**Data listing**
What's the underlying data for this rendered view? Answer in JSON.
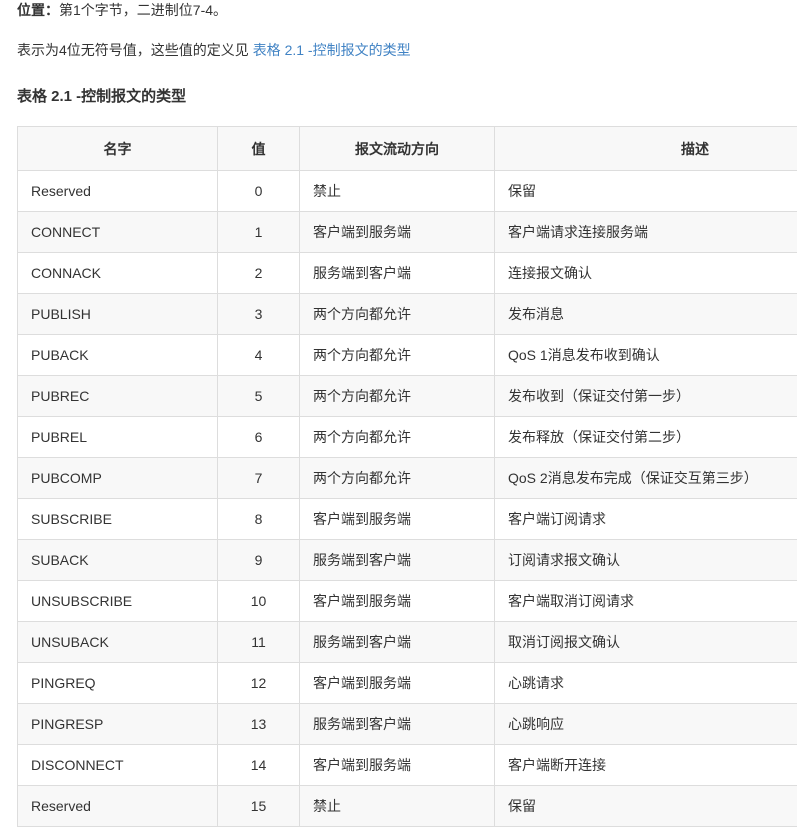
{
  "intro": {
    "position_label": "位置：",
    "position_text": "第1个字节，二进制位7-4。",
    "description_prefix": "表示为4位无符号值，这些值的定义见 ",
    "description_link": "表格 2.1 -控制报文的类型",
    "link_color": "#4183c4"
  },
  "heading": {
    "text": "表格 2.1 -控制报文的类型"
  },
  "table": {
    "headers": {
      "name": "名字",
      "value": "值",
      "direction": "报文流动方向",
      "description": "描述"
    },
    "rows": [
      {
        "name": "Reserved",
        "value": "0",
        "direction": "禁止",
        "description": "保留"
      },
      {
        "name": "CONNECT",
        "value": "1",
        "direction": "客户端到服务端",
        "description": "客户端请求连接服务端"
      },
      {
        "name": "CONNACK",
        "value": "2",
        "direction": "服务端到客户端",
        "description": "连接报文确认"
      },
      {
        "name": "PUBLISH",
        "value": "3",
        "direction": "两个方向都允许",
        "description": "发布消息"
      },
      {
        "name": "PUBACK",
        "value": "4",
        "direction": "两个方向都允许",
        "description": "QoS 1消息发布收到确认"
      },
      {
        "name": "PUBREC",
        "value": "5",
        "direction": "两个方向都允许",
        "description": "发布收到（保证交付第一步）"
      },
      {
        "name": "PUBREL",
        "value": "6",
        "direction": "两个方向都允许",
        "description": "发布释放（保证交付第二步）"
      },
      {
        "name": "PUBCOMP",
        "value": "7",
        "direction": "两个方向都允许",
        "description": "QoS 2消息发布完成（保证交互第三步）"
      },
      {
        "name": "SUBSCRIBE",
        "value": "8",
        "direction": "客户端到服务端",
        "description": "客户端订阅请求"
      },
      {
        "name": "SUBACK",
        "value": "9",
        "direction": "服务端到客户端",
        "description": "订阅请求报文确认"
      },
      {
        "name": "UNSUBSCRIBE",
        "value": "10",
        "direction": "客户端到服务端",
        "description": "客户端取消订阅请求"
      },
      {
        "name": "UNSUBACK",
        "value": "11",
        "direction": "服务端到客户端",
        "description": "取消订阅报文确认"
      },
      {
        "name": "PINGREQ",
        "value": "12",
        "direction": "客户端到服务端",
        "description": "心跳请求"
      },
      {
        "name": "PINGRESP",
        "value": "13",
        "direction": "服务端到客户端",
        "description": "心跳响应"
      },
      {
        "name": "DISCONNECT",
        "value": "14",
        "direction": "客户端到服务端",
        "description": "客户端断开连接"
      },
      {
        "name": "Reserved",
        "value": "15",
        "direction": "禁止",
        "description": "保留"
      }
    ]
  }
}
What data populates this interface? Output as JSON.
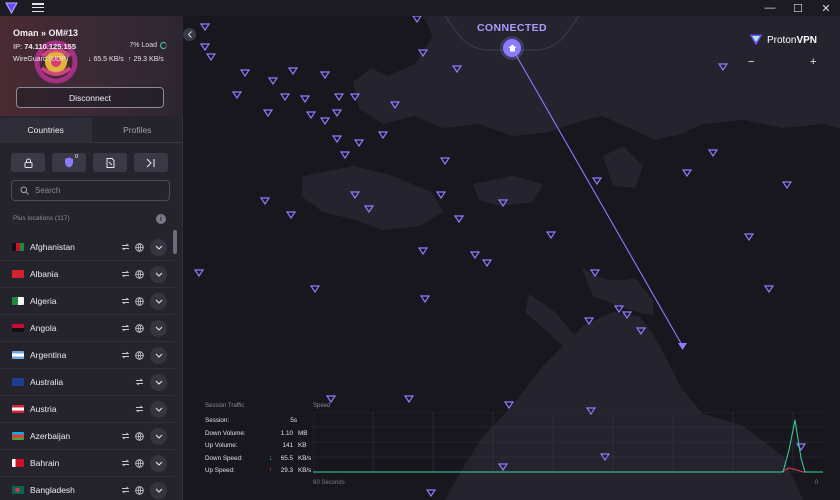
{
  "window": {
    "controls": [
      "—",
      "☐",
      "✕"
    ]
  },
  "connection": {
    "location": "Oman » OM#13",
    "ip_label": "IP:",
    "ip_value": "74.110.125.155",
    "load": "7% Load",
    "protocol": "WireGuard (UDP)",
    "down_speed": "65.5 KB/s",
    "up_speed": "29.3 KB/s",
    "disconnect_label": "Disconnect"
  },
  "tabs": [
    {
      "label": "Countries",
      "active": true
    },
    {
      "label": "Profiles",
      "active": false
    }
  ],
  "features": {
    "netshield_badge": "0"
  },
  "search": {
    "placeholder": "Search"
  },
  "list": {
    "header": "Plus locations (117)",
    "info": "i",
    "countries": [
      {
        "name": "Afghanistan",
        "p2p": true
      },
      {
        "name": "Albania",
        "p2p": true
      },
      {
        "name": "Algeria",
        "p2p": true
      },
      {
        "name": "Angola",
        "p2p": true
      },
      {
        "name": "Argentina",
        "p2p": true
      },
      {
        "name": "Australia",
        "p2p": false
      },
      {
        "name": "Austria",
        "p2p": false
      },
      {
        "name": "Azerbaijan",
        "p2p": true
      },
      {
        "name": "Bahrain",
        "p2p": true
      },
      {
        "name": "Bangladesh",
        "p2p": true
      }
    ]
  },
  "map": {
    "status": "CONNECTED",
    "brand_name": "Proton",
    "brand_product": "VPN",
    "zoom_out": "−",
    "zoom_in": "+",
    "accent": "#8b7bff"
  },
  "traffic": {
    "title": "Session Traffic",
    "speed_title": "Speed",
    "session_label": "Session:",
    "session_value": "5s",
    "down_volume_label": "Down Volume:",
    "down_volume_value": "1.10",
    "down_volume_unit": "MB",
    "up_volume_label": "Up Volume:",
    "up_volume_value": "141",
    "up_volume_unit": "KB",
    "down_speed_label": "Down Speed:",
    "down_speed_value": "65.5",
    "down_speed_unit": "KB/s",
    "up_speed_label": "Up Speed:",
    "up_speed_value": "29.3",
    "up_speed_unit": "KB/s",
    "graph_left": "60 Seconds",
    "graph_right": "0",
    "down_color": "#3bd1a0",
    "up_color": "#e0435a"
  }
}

**Your objective**
Give back the entries verbatim. Do not include any picture.

**Reply**
What's the underlying data for this rendered view? Answer in JSON.
{
  "intro": {
    "position_label": "位置：",
    "position_text": "第1个字节，二进制位7-4。",
    "description_prefix": "表示为4位无符号值，这些值的定义见 ",
    "description_link": "表格 2.1 -控制报文的类型",
    "link_color": "#4183c4"
  },
  "heading": {
    "text": "表格 2.1 -控制报文的类型"
  },
  "table": {
    "headers": {
      "name": "名字",
      "value": "值",
      "direction": "报文流动方向",
      "description": "描述"
    },
    "rows": [
      {
        "name": "Reserved",
        "value": "0",
        "direction": "禁止",
        "description": "保留"
      },
      {
        "name": "CONNECT",
        "value": "1",
        "direction": "客户端到服务端",
        "description": "客户端请求连接服务端"
      },
      {
        "name": "CONNACK",
        "value": "2",
        "direction": "服务端到客户端",
        "description": "连接报文确认"
      },
      {
        "name": "PUBLISH",
        "value": "3",
        "direction": "两个方向都允许",
        "description": "发布消息"
      },
      {
        "name": "PUBACK",
        "value": "4",
        "direction": "两个方向都允许",
        "description": "QoS 1消息发布收到确认"
      },
      {
        "name": "PUBREC",
        "value": "5",
        "direction": "两个方向都允许",
        "description": "发布收到（保证交付第一步）"
      },
      {
        "name": "PUBREL",
        "value": "6",
        "direction": "两个方向都允许",
        "description": "发布释放（保证交付第二步）"
      },
      {
        "name": "PUBCOMP",
        "value": "7",
        "direction": "两个方向都允许",
        "description": "QoS 2消息发布完成（保证交互第三步）"
      },
      {
        "name": "SUBSCRIBE",
        "value": "8",
        "direction": "客户端到服务端",
        "description": "客户端订阅请求"
      },
      {
        "name": "SUBACK",
        "value": "9",
        "direction": "服务端到客户端",
        "description": "订阅请求报文确认"
      },
      {
        "name": "UNSUBSCRIBE",
        "value": "10",
        "direction": "客户端到服务端",
        "description": "客户端取消订阅请求"
      },
      {
        "name": "UNSUBACK",
        "value": "11",
        "direction": "服务端到客户端",
        "description": "取消订阅报文确认"
      },
      {
        "name": "PINGREQ",
        "value": "12",
        "direction": "客户端到服务端",
        "description": "心跳请求"
      },
      {
        "name": "PINGRESP",
        "value": "13",
        "direction": "服务端到客户端",
        "description": "心跳响应"
      },
      {
        "name": "DISCONNECT",
        "value": "14",
        "direction": "客户端到服务端",
        "description": "客户端断开连接"
      },
      {
        "name": "Reserved",
        "value": "15",
        "direction": "禁止",
        "description": "保留"
      }
    ]
  }
}
What data populates this interface? Output as JSON.
{
  "window": {
    "controls": [
      "—",
      "☐",
      "✕"
    ]
  },
  "connection": {
    "location": "Oman » OM#13",
    "ip_label": "IP:",
    "ip_value": "74.110.125.155",
    "load": "7% Load",
    "protocol": "WireGuard (UDP)",
    "down_speed": "65.5 KB/s",
    "up_speed": "29.3 KB/s",
    "disconnect_label": "Disconnect"
  },
  "tabs": [
    {
      "label": "Countries",
      "active": true
    },
    {
      "label": "Profiles",
      "active": false
    }
  ],
  "features": {
    "netshield_badge": "0"
  },
  "search": {
    "placeholder": "Search"
  },
  "list": {
    "header": "Plus locations (117)",
    "info": "i",
    "countries": [
      {
        "name": "Afghanistan",
        "p2p": true
      },
      {
        "name": "Albania",
        "p2p": true
      },
      {
        "name": "Algeria",
        "p2p": true
      },
      {
        "name": "Angola",
        "p2p": true
      },
      {
        "name": "Argentina",
        "p2p": true
      },
      {
        "name": "Australia",
        "p2p": false
      },
      {
        "name": "Austria",
        "p2p": false
      },
      {
        "name": "Azerbaijan",
        "p2p": true
      },
      {
        "name": "Bahrain",
        "p2p": true
      },
      {
        "name": "Bangladesh",
        "p2p": true
      }
    ]
  },
  "map": {
    "status": "CONNECTED",
    "brand_name": "Proton",
    "brand_product": "VPN",
    "zoom_out": "−",
    "zoom_in": "+",
    "accent": "#8b7bff"
  },
  "traffic": {
    "title": "Session Traffic",
    "speed_title": "Speed",
    "session_label": "Session:",
    "session_value": "5s",
    "down_volume_label": "Down Volume:",
    "down_volume_value": "1.10",
    "down_volume_unit": "MB",
    "up_volume_label": "Up Volume:",
    "up_volume_value": "141",
    "up_volume_unit": "KB",
    "down_speed_label": "Down Speed:",
    "down_speed_value": "65.5",
    "down_speed_unit": "KB/s",
    "up_speed_label": "Up Speed:",
    "up_speed_value": "29.3",
    "up_speed_unit": "KB/s",
    "graph_left": "60 Seconds",
    "graph_right": "0",
    "down_color": "#3bd1a0",
    "up_color": "#e0435a"
  }
}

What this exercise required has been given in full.